PROBLEM TO WORK ON:
Without omitting anything, return the records precisely as given.

GIVEN INFORMATION:
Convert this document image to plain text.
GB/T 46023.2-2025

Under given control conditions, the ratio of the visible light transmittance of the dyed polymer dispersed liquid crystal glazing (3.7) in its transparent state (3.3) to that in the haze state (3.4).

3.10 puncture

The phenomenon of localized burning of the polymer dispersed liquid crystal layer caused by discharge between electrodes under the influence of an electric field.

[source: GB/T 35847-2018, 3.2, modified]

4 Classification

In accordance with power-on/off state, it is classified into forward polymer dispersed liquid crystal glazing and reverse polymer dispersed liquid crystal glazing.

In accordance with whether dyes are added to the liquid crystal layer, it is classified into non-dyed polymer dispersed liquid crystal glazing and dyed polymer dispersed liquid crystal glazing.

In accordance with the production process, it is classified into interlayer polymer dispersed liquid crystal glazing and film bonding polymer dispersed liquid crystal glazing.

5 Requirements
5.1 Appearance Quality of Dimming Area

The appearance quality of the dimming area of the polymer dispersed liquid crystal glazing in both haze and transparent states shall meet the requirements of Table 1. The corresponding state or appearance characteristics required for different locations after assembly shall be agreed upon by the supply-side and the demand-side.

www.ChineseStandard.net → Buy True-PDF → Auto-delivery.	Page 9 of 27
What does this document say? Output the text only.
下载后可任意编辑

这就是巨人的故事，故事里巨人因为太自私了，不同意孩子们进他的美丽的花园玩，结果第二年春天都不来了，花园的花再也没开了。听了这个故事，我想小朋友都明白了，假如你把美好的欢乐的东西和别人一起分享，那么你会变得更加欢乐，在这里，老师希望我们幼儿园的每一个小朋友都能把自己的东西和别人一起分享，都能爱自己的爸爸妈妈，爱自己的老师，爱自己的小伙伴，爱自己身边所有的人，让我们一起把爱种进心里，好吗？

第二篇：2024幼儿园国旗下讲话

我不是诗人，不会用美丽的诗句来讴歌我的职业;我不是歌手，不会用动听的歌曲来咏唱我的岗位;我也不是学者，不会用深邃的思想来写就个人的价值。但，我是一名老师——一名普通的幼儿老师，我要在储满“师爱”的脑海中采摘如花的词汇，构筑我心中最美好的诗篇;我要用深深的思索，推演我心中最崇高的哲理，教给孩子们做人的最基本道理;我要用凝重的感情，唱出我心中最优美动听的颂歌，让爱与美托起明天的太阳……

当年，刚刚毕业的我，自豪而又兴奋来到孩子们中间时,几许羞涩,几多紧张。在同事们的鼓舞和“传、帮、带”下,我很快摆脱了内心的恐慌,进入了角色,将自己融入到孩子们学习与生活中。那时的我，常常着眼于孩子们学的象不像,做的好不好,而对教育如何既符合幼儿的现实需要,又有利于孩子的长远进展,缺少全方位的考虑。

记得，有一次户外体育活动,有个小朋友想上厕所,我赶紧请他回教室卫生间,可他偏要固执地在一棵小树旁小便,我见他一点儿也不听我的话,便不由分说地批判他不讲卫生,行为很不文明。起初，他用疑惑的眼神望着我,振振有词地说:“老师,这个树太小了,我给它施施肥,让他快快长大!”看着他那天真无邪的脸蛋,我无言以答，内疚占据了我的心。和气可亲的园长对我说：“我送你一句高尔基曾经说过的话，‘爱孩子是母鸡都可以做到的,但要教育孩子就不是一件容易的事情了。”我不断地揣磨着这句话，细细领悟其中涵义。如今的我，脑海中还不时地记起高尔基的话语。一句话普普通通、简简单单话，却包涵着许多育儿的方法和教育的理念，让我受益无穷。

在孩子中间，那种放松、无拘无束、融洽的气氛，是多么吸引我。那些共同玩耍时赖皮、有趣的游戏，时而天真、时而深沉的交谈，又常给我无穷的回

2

ANSWER TO THE PROBLEM:
Convert this document image to plain text.
GB/T 46023.2-2025

Under given control conditions, the ratio of the visible light transmittance of the dyed polymer dispersed liquid crystal glazing (3.7) in its transparent state (3.3) to that in the haze state (3.4).

3.10 puncture

The phenomenon of localized burning of the polymer dispersed liquid crystal layer caused by discharge between electrodes under the influence of an electric field.

[source: GB/T 35847-2018, 3.2, modified]

4 Classification

In accordance with power-on/off state, it is classified into forward polymer dispersed liquid crystal glazing and reverse polymer dispersed liquid crystal glazing.

In accordance with whether dyes are added to the liquid crystal layer, it is classified into non-dyed polymer dispersed liquid crystal glazing and dyed polymer dispersed liquid crystal glazing.

In accordance with the production process, it is classified into interlayer polymer dispersed liquid crystal glazing and film bonding polymer dispersed liquid crystal glazing.

5 Requirements
5.1 Appearance Quality of Dimming Area

The appearance quality of the dimming area of the polymer dispersed liquid crystal glazing in both haze and transparent states shall meet the requirements of Table 1. The corresponding state or appearance characteristics required for different locations after assembly shall be agreed upon by the supply-side and the demand-side.

www.ChineseStandard.net → Buy True-PDF → Auto-delivery.	Page 9 of 27
What does this document say? Output the text only.
下载后可任意编辑

这就是巨人的故事，故事里巨人因为太自私了，不同意孩子们进他的美丽的花园玩，结果第二年春天都不来了，花园的花再也没开了。听了这个故事，我想小朋友都明白了，假如你把美好的欢乐的东西和别人一起分享，那么你会变得更加欢乐，在这里，老师希望我们幼儿园的每一个小朋友都能把自己的东西和别人一起分享，都能爱自己的爸爸妈妈，爱自己的老师，爱自己的小伙伴，爱自己身边所有的人，让我们一起把爱种进心里，好吗？

第二篇：2024幼儿园国旗下讲话

我不是诗人，不会用美丽的诗句来讴歌我的职业;我不是歌手，不会用动听的歌曲来咏唱我的岗位;我也不是学者，不会用深邃的思想来写就个人的价值。但，我是一名老师——一名普通的幼儿老师，我要在储满“师爱”的脑海中采摘如花的词汇，构筑我心中最美好的诗篇;我要用深深的思索，推演我心中最崇高的哲理，教给孩子们做人的最基本道理;我要用凝重的感情，唱出我心中最优美动听的颂歌，让爱与美托起明天的太阳……

当年，刚刚毕业的我，自豪而又兴奋来到孩子们中间时,几许羞涩,几多紧张。在同事们的鼓舞和“传、帮、带”下,我很快摆脱了内心的恐慌,进入了角色,将自己融入到孩子们学习与生活中。那时的我，常常着眼于孩子们学的象不像,做的好不好,而对教育如何既符合幼儿的现实需要,又有利于孩子的长远进展,缺少全方位的考虑。

记得，有一次户外体育活动,有个小朋友想上厕所,我赶紧请他回教室卫生间,可他偏要固执地在一棵小树旁小便,我见他一点儿也不听我的话,便不由分说地批判他不讲卫生,行为很不文明。起初，他用疑惑的眼神望着我,振振有词地说:“老师,这个树太小了,我给它施施肥,让他快快长大!”看着他那天真无邪的脸蛋,我无言以答，内疚占据了我的心。和气可亲的园长对我说：“我送你一句高尔基曾经说过的话，‘爱孩子是母鸡都可以做到的,但要教育孩子就不是一件容易的事情了。”我不断地揣磨着这句话，细细领悟其中涵义。如今的我，脑海中还不时地记起高尔基的话语。一句话普普通通、简简单单话，却包涵着许多育儿的方法和教育的理念，让我受益无穷。

在孩子中间，那种放松、无拘无束、融洽的气氛，是多么吸引我。那些共同玩耍时赖皮、有趣的游戏，时而天真、时而深沉的交谈，又常给我无穷的回

2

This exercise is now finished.